** start of Recorded data **
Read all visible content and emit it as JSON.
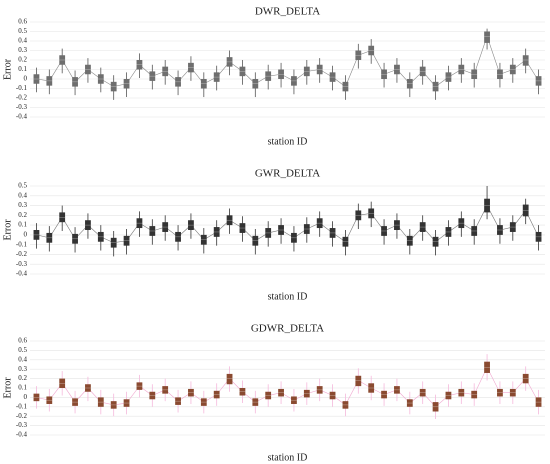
{
  "chart_data": [
    {
      "type": "box",
      "title": "DWR_DELTA",
      "ylabel": "Error",
      "xlabel": "station ID",
      "box_color": "#6e6e6e",
      "whisker_color": "#555555",
      "line_color": "#888888",
      "grid": true,
      "ylim": [
        -0.4,
        0.6
      ],
      "yticks": [
        0.6,
        0.5,
        0.4,
        0.3,
        0.2,
        0.1,
        0,
        -0.1,
        -0.2,
        -0.3,
        -0.4
      ],
      "categories": [
        null,
        null,
        null,
        null,
        null,
        null,
        null,
        null,
        null,
        null,
        null,
        null,
        null,
        null,
        null,
        null,
        null,
        null,
        null,
        null,
        null,
        null,
        null,
        null,
        null,
        null,
        null,
        null,
        null,
        null,
        null,
        null,
        null,
        null,
        null,
        null,
        null,
        null,
        null,
        null
      ],
      "median": [
        0,
        -0.02,
        0.2,
        -0.03,
        0.1,
        0,
        -0.08,
        -0.05,
        0.15,
        0.03,
        0.08,
        -0.03,
        0.12,
        -0.05,
        0.02,
        0.18,
        0.08,
        -0.05,
        0.03,
        0.05,
        -0.02,
        0.08,
        0.1,
        0.02,
        -0.08,
        0.25,
        0.3,
        0.05,
        0.1,
        -0.05,
        0.08,
        -0.08,
        0.02,
        0.1,
        0.05,
        0.45,
        0.05,
        0.1,
        0.2,
        -0.02
      ],
      "q1": [
        -0.05,
        -0.07,
        0.15,
        -0.08,
        0.05,
        -0.05,
        -0.13,
        -0.1,
        0.1,
        -0.02,
        0.03,
        -0.08,
        0.07,
        -0.1,
        -0.03,
        0.13,
        0.03,
        -0.1,
        -0.02,
        0,
        -0.07,
        0.03,
        0.05,
        -0.03,
        -0.13,
        0.2,
        0.25,
        0,
        0.05,
        -0.1,
        0.03,
        -0.13,
        -0.03,
        0.05,
        0,
        0.38,
        0,
        0.05,
        0.14,
        -0.07
      ],
      "q3": [
        0.05,
        0.03,
        0.25,
        0.02,
        0.15,
        0.05,
        -0.03,
        0,
        0.2,
        0.08,
        0.13,
        0.02,
        0.17,
        0,
        0.07,
        0.23,
        0.13,
        0,
        0.08,
        0.1,
        0.03,
        0.13,
        0.15,
        0.07,
        -0.03,
        0.3,
        0.35,
        0.1,
        0.15,
        0,
        0.13,
        -0.03,
        0.07,
        0.15,
        0.1,
        0.5,
        0.1,
        0.15,
        0.25,
        0.03
      ],
      "low": [
        -0.14,
        -0.16,
        0.06,
        -0.17,
        -0.04,
        -0.14,
        -0.22,
        -0.19,
        0.01,
        -0.11,
        -0.06,
        -0.17,
        -0.02,
        -0.19,
        -0.12,
        0.04,
        -0.06,
        -0.19,
        -0.11,
        -0.09,
        -0.16,
        -0.06,
        -0.04,
        -0.12,
        -0.22,
        0.11,
        0.16,
        -0.09,
        -0.04,
        -0.19,
        -0.06,
        -0.22,
        -0.12,
        -0.04,
        -0.09,
        0.31,
        -0.09,
        -0.04,
        0.06,
        -0.16
      ],
      "high": [
        0.12,
        0.1,
        0.32,
        0.09,
        0.22,
        0.12,
        0.04,
        0.07,
        0.27,
        0.15,
        0.2,
        0.09,
        0.24,
        0.07,
        0.14,
        0.3,
        0.2,
        0.07,
        0.15,
        0.17,
        0.1,
        0.2,
        0.22,
        0.14,
        0.04,
        0.37,
        0.42,
        0.17,
        0.22,
        0.07,
        0.2,
        0.04,
        0.14,
        0.22,
        0.17,
        0.53,
        0.17,
        0.22,
        0.32,
        0.1
      ]
    },
    {
      "type": "box",
      "title": "GWR_DELTA",
      "ylabel": "Error",
      "xlabel": "station ID",
      "box_color": "#333333",
      "whisker_color": "#333333",
      "line_color": "#777777",
      "grid": true,
      "ylim": [
        -0.4,
        0.5
      ],
      "yticks": [
        0.5,
        0.4,
        0.3,
        0.2,
        0.1,
        0,
        -0.1,
        -0.2,
        -0.3,
        -0.4
      ],
      "categories": [
        null,
        null,
        null,
        null,
        null,
        null,
        null,
        null,
        null,
        null,
        null,
        null,
        null,
        null,
        null,
        null,
        null,
        null,
        null,
        null,
        null,
        null,
        null,
        null,
        null,
        null,
        null,
        null,
        null,
        null,
        null,
        null,
        null,
        null,
        null,
        null,
        null,
        null,
        null,
        null
      ],
      "median": [
        0,
        -0.03,
        0.18,
        -0.04,
        0.1,
        -0.02,
        -0.08,
        -0.06,
        0.12,
        0.04,
        0.08,
        -0.02,
        0.1,
        -0.05,
        0.03,
        0.15,
        0.07,
        -0.06,
        0.02,
        0.05,
        -0.03,
        0.06,
        0.12,
        0.02,
        -0.07,
        0.2,
        0.22,
        0.04,
        0.1,
        -0.06,
        0.08,
        -0.07,
        0.03,
        0.12,
        0.04,
        0.3,
        0.05,
        0.08,
        0.25,
        -0.02
      ],
      "q1": [
        -0.05,
        -0.08,
        0.13,
        -0.09,
        0.05,
        -0.07,
        -0.13,
        -0.11,
        0.07,
        -0.01,
        0.03,
        -0.07,
        0.05,
        -0.1,
        -0.02,
        0.1,
        0.02,
        -0.11,
        -0.03,
        0,
        -0.08,
        0.01,
        0.07,
        -0.03,
        -0.12,
        0.15,
        0.17,
        -0.01,
        0.05,
        -0.11,
        0.03,
        -0.12,
        -0.02,
        0.07,
        -0.01,
        0.23,
        0,
        0.03,
        0.19,
        -0.07
      ],
      "q3": [
        0.05,
        0.02,
        0.23,
        0.01,
        0.15,
        0.03,
        -0.03,
        -0.01,
        0.17,
        0.09,
        0.13,
        0.03,
        0.15,
        0,
        0.08,
        0.2,
        0.12,
        -0.01,
        0.07,
        0.1,
        0.02,
        0.11,
        0.17,
        0.07,
        -0.02,
        0.25,
        0.27,
        0.09,
        0.15,
        -0.01,
        0.13,
        -0.02,
        0.08,
        0.17,
        0.09,
        0.37,
        0.1,
        0.13,
        0.31,
        0.03
      ],
      "low": [
        -0.14,
        -0.17,
        0.04,
        -0.18,
        -0.04,
        -0.16,
        -0.22,
        -0.2,
        -0.02,
        -0.1,
        -0.06,
        -0.16,
        -0.04,
        -0.19,
        -0.11,
        0.01,
        -0.07,
        -0.2,
        -0.12,
        -0.09,
        -0.17,
        -0.08,
        -0.02,
        -0.12,
        -0.21,
        0.06,
        0.08,
        -0.1,
        -0.04,
        -0.2,
        -0.06,
        -0.21,
        -0.11,
        -0.02,
        -0.1,
        0.16,
        -0.09,
        -0.06,
        0.11,
        -0.16
      ],
      "high": [
        0.12,
        0.09,
        0.3,
        0.08,
        0.22,
        0.1,
        0.04,
        0.06,
        0.24,
        0.16,
        0.2,
        0.1,
        0.22,
        0.07,
        0.15,
        0.27,
        0.19,
        0.06,
        0.14,
        0.17,
        0.09,
        0.18,
        0.24,
        0.14,
        0.05,
        0.32,
        0.34,
        0.16,
        0.22,
        0.06,
        0.2,
        0.05,
        0.15,
        0.24,
        0.16,
        0.5,
        0.17,
        0.2,
        0.37,
        0.1
      ]
    },
    {
      "type": "box",
      "title": "GDWR_DELTA",
      "ylabel": "Error",
      "xlabel": "station ID",
      "box_color": "#8a4a30",
      "whisker_color": "#f5b8dc",
      "line_color": "#f0a8d0",
      "grid": true,
      "ylim": [
        -0.4,
        0.6
      ],
      "yticks": [
        0.6,
        0.5,
        0.4,
        0.3,
        0.2,
        0.1,
        0,
        -0.1,
        -0.2,
        -0.3,
        -0.4
      ],
      "categories": [
        null,
        null,
        null,
        null,
        null,
        null,
        null,
        null,
        null,
        null,
        null,
        null,
        null,
        null,
        null,
        null,
        null,
        null,
        null,
        null,
        null,
        null,
        null,
        null,
        null,
        null,
        null,
        null,
        null,
        null,
        null,
        null,
        null,
        null,
        null,
        null,
        null,
        null,
        null,
        null
      ],
      "median": [
        0,
        -0.03,
        0.15,
        -0.05,
        0.1,
        -0.05,
        -0.08,
        -0.06,
        0.12,
        0.02,
        0.08,
        -0.04,
        0.05,
        -0.05,
        0.03,
        0.2,
        0.06,
        -0.05,
        0.02,
        0.05,
        -0.03,
        0.04,
        0.08,
        0.02,
        -0.08,
        0.18,
        0.1,
        0.03,
        0.08,
        -0.06,
        0.05,
        -0.1,
        0.02,
        0.05,
        0.03,
        0.32,
        0.05,
        0.05,
        0.2,
        -0.05
      ],
      "q1": [
        -0.04,
        -0.07,
        0.1,
        -0.09,
        0.06,
        -0.1,
        -0.12,
        -0.1,
        0.08,
        -0.02,
        0.04,
        -0.08,
        0.01,
        -0.09,
        -0.01,
        0.14,
        0.02,
        -0.09,
        -0.02,
        0.01,
        -0.07,
        0,
        0.04,
        -0.02,
        -0.12,
        0.12,
        0.05,
        -0.01,
        0.04,
        -0.1,
        0.01,
        -0.15,
        -0.02,
        0.01,
        -0.01,
        0.26,
        0.01,
        0.01,
        0.15,
        -0.1
      ],
      "q3": [
        0.04,
        0.01,
        0.2,
        -0.01,
        0.14,
        0,
        -0.04,
        -0.02,
        0.16,
        0.06,
        0.12,
        0,
        0.09,
        -0.01,
        0.07,
        0.25,
        0.1,
        -0.01,
        0.06,
        0.09,
        0.01,
        0.08,
        0.12,
        0.06,
        -0.04,
        0.23,
        0.15,
        0.07,
        0.12,
        -0.02,
        0.09,
        -0.05,
        0.06,
        0.09,
        0.07,
        0.38,
        0.09,
        0.09,
        0.25,
        0
      ],
      "low": [
        -0.12,
        -0.15,
        0.02,
        -0.17,
        -0.04,
        -0.18,
        -0.2,
        -0.18,
        0,
        -0.1,
        -0.04,
        -0.16,
        -0.07,
        -0.17,
        -0.09,
        0.06,
        -0.06,
        -0.17,
        -0.1,
        -0.07,
        -0.15,
        -0.08,
        -0.04,
        -0.1,
        -0.2,
        0.04,
        -0.03,
        -0.09,
        -0.04,
        -0.18,
        -0.07,
        -0.23,
        -0.1,
        -0.07,
        -0.09,
        0.18,
        -0.07,
        -0.07,
        0.07,
        -0.18
      ],
      "high": [
        0.12,
        0.09,
        0.28,
        0.07,
        0.22,
        0.08,
        0.04,
        0.06,
        0.24,
        0.14,
        0.2,
        0.08,
        0.17,
        0.07,
        0.15,
        0.33,
        0.18,
        0.07,
        0.14,
        0.17,
        0.09,
        0.16,
        0.2,
        0.14,
        0.04,
        0.31,
        0.23,
        0.15,
        0.2,
        0.06,
        0.17,
        0.03,
        0.14,
        0.17,
        0.15,
        0.46,
        0.17,
        0.17,
        0.33,
        0.08
      ]
    }
  ]
}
** end of Recorded data **
### [Task requirements]
Check each line of the material above for "title" and say how many lines contain it, giving the number alone.

### [Full answer]
3